(What to produce) Copy every record below, exactly as written.

[Figure dataset records]
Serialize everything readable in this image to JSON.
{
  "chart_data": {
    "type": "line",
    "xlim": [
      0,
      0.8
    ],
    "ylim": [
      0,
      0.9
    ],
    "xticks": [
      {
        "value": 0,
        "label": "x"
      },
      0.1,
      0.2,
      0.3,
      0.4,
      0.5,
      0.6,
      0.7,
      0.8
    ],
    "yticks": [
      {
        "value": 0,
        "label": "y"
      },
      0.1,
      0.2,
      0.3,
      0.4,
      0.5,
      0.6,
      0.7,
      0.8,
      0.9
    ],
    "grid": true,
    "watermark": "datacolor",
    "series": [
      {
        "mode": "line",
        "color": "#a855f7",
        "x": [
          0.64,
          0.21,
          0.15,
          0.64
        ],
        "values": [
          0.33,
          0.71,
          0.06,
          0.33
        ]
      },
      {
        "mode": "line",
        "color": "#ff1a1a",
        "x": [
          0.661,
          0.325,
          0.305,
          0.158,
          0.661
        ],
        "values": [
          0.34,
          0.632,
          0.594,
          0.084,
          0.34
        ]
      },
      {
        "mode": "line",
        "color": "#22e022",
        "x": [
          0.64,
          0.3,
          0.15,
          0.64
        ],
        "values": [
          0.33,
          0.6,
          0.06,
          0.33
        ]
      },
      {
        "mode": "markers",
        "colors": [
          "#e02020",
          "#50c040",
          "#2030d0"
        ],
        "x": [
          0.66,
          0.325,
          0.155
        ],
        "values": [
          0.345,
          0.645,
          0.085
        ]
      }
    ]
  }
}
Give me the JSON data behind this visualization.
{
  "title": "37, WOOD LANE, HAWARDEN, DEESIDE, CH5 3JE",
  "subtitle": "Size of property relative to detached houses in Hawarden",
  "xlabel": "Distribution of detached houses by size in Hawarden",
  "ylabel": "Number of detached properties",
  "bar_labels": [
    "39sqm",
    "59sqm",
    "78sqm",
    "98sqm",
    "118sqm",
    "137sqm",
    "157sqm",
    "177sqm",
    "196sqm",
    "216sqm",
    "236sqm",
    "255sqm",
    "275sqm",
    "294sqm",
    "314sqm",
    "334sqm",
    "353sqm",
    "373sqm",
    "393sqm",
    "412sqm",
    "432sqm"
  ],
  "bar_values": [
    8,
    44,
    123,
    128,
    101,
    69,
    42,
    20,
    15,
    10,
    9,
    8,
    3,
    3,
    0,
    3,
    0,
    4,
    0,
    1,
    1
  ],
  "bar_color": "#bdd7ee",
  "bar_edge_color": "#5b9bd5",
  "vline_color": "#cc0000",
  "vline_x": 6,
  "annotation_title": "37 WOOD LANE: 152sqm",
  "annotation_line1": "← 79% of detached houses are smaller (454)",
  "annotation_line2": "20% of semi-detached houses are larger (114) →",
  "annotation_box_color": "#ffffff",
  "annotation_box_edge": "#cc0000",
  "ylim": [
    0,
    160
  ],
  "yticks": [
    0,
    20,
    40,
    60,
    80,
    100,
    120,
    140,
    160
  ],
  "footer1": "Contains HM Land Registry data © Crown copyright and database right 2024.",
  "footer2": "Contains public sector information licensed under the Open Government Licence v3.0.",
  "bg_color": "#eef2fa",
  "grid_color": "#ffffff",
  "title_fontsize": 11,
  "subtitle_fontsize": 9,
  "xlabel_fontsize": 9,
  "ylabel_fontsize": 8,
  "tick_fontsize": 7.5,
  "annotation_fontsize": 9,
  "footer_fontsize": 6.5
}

(Answer to this exercise)
Serialize everything readable in this image to JSON.
{
  "chart_data": {
    "type": "line",
    "xlim": [
      0,
      0.8
    ],
    "ylim": [
      0,
      0.9
    ],
    "xticks": [
      {
        "value": 0,
        "label": "x"
      },
      0.1,
      0.2,
      0.3,
      0.4,
      0.5,
      0.6,
      0.7,
      0.8
    ],
    "yticks": [
      {
        "value": 0,
        "label": "y"
      },
      0.1,
      0.2,
      0.3,
      0.4,
      0.5,
      0.6,
      0.7,
      0.8,
      0.9
    ],
    "grid": true,
    "watermark": "datacolor",
    "series": [
      {
        "mode": "line",
        "color": "#a855f7",
        "x": [
          0.64,
          0.21,
          0.15,
          0.64
        ],
        "values": [
          0.33,
          0.71,
          0.06,
          0.33
        ]
      },
      {
        "mode": "line",
        "color": "#ff1a1a",
        "x": [
          0.661,
          0.325,
          0.305,
          0.158,
          0.661
        ],
        "values": [
          0.34,
          0.632,
          0.594,
          0.084,
          0.34
        ]
      },
      {
        "mode": "line",
        "color": "#22e022",
        "x": [
          0.64,
          0.3,
          0.15,
          0.64
        ],
        "values": [
          0.33,
          0.6,
          0.06,
          0.33
        ]
      },
      {
        "mode": "markers",
        "colors": [
          "#e02020",
          "#50c040",
          "#2030d0"
        ],
        "x": [
          0.66,
          0.325,
          0.155
        ],
        "values": [
          0.345,
          0.645,
          0.085
        ]
      }
    ]
  }
}
Give me the JSON data behind this visualization.
{
  "title": "37, WOOD LANE, HAWARDEN, DEESIDE, CH5 3JE",
  "subtitle": "Size of property relative to detached houses in Hawarden",
  "xlabel": "Distribution of detached houses by size in Hawarden",
  "ylabel": "Number of detached properties",
  "bar_labels": [
    "39sqm",
    "59sqm",
    "78sqm",
    "98sqm",
    "118sqm",
    "137sqm",
    "157sqm",
    "177sqm",
    "196sqm",
    "216sqm",
    "236sqm",
    "255sqm",
    "275sqm",
    "294sqm",
    "314sqm",
    "334sqm",
    "353sqm",
    "373sqm",
    "393sqm",
    "412sqm",
    "432sqm"
  ],
  "bar_values": [
    8,
    44,
    123,
    128,
    101,
    69,
    42,
    20,
    15,
    10,
    9,
    8,
    3,
    3,
    0,
    3,
    0,
    4,
    0,
    1,
    1
  ],
  "bar_color": "#bdd7ee",
  "bar_edge_color": "#5b9bd5",
  "vline_color": "#cc0000",
  "vline_x": 6,
  "annotation_title": "37 WOOD LANE: 152sqm",
  "annotation_line1": "← 79% of detached houses are smaller (454)",
  "annotation_line2": "20% of semi-detached houses are larger (114) →",
  "annotation_box_color": "#ffffff",
  "annotation_box_edge": "#cc0000",
  "ylim": [
    0,
    160
  ],
  "yticks": [
    0,
    20,
    40,
    60,
    80,
    100,
    120,
    140,
    160
  ],
  "footer1": "Contains HM Land Registry data © Crown copyright and database right 2024.",
  "footer2": "Contains public sector information licensed under the Open Government Licence v3.0.",
  "bg_color": "#eef2fa",
  "grid_color": "#ffffff",
  "title_fontsize": 11,
  "subtitle_fontsize": 9,
  "xlabel_fontsize": 9,
  "ylabel_fontsize": 8,
  "tick_fontsize": 7.5,
  "annotation_fontsize": 9,
  "footer_fontsize": 6.5
}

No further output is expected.